- **Detalles de la tarea**:
Extrae completo el fragmento sobre el desfalco en la refinería del Meta y reprodúcelo sin ningún cambio.

- **Fragmento de origen**:
↓
Copio la intervención de la Fiscalía en la audiencia de legalización de capturas de 3 ex funcionarios de la Gobernación de Alan Jara en el departamento del Meta, por el enésimo desfalco al erario en cuantía superior a 18.000 millones de pesos en la construcción de una refinería de petróleo. “Se gestó una empresa criminal para apropiarse de dineros del Estado. Los aquí presentes pudieron evitar, cumpliendo con su deber, la desaparición de estos recursos”.  Y esto dijo la Contraloría en octubre de 2016 que dio origen a la investigación, que también copio textualmente: “El proyecto de la refinería se elaboró de manera incompleta y deficiente, sin planeación y en contravención del marco normativo que regula estos procesos”. Y los crímenes cometidos son los que acostumbran cometer en forma impune estos filibusteros de la clase política por cuenta del descompuesto sistema político electoral, hecho a su medida para asaltar a discreción el presupuesto público para enriquecimiento ilícito propio y de terceros pagando favores electorales y donde todos comen del mismo pestilente plato: peculado por apropiación en beneficio de terceros, celebración indebida de contratos, y contratos sin el cumplimiento de los requisitos legales.
↑
- **Ítems del conjunto**:
↓
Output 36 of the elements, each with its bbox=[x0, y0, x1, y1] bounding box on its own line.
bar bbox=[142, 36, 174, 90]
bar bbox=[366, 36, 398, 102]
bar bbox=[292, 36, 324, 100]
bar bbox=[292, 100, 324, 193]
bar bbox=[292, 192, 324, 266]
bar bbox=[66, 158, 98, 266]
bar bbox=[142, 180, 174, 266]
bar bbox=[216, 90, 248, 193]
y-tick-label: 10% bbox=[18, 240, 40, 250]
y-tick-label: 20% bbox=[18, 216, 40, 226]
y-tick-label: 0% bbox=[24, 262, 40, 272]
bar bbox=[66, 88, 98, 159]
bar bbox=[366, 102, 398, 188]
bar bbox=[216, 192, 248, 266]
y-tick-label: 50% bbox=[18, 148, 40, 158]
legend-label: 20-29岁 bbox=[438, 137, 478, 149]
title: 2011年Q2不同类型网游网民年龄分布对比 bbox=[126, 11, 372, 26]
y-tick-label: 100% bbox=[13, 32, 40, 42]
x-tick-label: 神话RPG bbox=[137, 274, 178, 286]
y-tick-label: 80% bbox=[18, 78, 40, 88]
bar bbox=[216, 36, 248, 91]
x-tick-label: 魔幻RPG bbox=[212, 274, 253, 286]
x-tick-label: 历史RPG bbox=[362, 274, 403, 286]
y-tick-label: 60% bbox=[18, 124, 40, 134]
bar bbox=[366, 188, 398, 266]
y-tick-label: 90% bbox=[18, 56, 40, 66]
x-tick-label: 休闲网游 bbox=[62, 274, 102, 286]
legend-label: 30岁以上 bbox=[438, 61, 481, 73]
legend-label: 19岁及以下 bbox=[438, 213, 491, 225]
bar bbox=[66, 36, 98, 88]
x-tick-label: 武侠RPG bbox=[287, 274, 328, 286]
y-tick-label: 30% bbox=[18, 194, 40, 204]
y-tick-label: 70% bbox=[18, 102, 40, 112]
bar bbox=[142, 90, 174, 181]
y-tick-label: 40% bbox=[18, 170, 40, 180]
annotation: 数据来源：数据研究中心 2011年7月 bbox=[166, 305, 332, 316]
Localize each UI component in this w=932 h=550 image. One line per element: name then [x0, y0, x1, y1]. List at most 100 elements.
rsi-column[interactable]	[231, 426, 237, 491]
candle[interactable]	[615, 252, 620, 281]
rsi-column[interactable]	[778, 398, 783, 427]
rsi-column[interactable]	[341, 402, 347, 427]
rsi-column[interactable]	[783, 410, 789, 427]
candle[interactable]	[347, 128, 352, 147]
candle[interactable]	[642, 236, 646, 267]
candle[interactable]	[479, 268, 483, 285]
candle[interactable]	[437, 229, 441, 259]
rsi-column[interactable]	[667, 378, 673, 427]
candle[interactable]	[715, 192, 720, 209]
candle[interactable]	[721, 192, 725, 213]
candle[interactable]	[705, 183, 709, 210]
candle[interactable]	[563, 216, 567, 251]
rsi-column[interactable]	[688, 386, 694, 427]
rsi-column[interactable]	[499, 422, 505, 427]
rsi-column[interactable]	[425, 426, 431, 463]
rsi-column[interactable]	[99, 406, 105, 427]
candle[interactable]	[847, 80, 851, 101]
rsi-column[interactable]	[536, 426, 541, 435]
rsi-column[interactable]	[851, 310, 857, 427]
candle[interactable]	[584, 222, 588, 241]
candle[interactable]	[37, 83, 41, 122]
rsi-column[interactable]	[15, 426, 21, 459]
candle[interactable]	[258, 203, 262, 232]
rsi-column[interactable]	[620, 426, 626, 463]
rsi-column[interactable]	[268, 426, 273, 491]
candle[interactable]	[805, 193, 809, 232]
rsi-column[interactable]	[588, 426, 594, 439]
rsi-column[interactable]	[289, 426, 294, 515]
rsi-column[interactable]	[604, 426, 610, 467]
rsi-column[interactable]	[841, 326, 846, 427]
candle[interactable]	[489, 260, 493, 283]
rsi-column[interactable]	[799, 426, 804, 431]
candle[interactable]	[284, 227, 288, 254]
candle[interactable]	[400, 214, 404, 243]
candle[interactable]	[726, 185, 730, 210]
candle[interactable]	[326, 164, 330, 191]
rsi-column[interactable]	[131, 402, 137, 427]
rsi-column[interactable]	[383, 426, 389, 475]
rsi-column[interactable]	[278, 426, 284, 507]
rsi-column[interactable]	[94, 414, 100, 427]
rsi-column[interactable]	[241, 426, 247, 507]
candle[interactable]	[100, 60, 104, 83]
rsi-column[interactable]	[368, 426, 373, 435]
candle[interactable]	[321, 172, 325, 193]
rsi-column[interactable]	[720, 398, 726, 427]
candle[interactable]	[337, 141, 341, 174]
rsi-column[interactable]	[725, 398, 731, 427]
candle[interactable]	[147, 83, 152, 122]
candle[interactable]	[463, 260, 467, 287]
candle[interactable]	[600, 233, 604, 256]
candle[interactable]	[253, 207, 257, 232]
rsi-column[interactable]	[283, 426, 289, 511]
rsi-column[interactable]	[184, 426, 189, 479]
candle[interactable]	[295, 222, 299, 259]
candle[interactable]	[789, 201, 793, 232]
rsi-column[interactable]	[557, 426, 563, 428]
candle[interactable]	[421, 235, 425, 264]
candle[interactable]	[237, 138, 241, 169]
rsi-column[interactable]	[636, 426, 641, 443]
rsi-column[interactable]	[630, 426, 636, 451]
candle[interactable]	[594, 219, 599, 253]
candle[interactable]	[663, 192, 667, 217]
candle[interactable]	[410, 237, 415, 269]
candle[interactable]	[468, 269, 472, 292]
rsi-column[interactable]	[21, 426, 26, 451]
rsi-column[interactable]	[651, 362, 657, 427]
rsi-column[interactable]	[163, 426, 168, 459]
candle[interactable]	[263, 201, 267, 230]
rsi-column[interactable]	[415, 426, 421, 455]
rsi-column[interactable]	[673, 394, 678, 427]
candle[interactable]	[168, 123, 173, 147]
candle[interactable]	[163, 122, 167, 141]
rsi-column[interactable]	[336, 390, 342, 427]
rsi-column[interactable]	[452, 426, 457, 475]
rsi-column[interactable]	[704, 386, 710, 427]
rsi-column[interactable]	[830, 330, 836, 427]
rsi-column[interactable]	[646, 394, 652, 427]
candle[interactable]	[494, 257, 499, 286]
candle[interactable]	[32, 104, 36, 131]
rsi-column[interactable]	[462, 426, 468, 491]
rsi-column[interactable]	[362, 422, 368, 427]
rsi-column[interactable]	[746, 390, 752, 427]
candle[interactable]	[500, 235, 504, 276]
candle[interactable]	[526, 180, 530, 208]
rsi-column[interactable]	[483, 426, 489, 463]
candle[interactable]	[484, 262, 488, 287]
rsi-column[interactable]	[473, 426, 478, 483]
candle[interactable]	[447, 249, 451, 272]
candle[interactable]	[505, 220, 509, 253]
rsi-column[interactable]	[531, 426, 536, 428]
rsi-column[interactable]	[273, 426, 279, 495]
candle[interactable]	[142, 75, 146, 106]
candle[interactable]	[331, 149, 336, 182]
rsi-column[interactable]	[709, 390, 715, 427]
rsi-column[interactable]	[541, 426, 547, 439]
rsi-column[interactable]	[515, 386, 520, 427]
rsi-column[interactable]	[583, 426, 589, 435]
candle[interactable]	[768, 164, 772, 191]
↑
- **Tu solución**:
Copio la intervención de la Fiscalía en la audiencia de legalización de capturas de 3 ex funcionarios de la Gobernación de Alan Jara en el departamento del Meta, por el enésimo desfalco al erario en cuantía superior a 18.000 millones de pesos en la construcción de una refinería de petróleo. “Se gestó una empresa criminal para apropiarse de dineros del Estado. Los aquí presentes pudieron evitar, cumpliendo con su deber, la desaparición de estos recursos”.  Y esto dijo la Contraloría en octubre de 2016 que dio origen a la investigación, que también copio textualmente: “El proyecto de la refinería se elaboró de manera incompleta y deficiente, sin planeación y en contravención del marco normativo que regula estos procesos”. Y los crímenes cometidos son los que acostumbran cometer en forma impune estos filibusteros de la clase política por cuenta del descompuesto sistema político electoral, hecho a su medida para asaltar a discreción el presupuesto público para enriquecimiento ilícito propio y de terceros pagando favores electorales y donde todos comen del mismo pestilente plato: peculado por apropiación en beneficio de terceros, celebración indebida de contratos, y contratos sin el cumplimiento de los requisitos legales.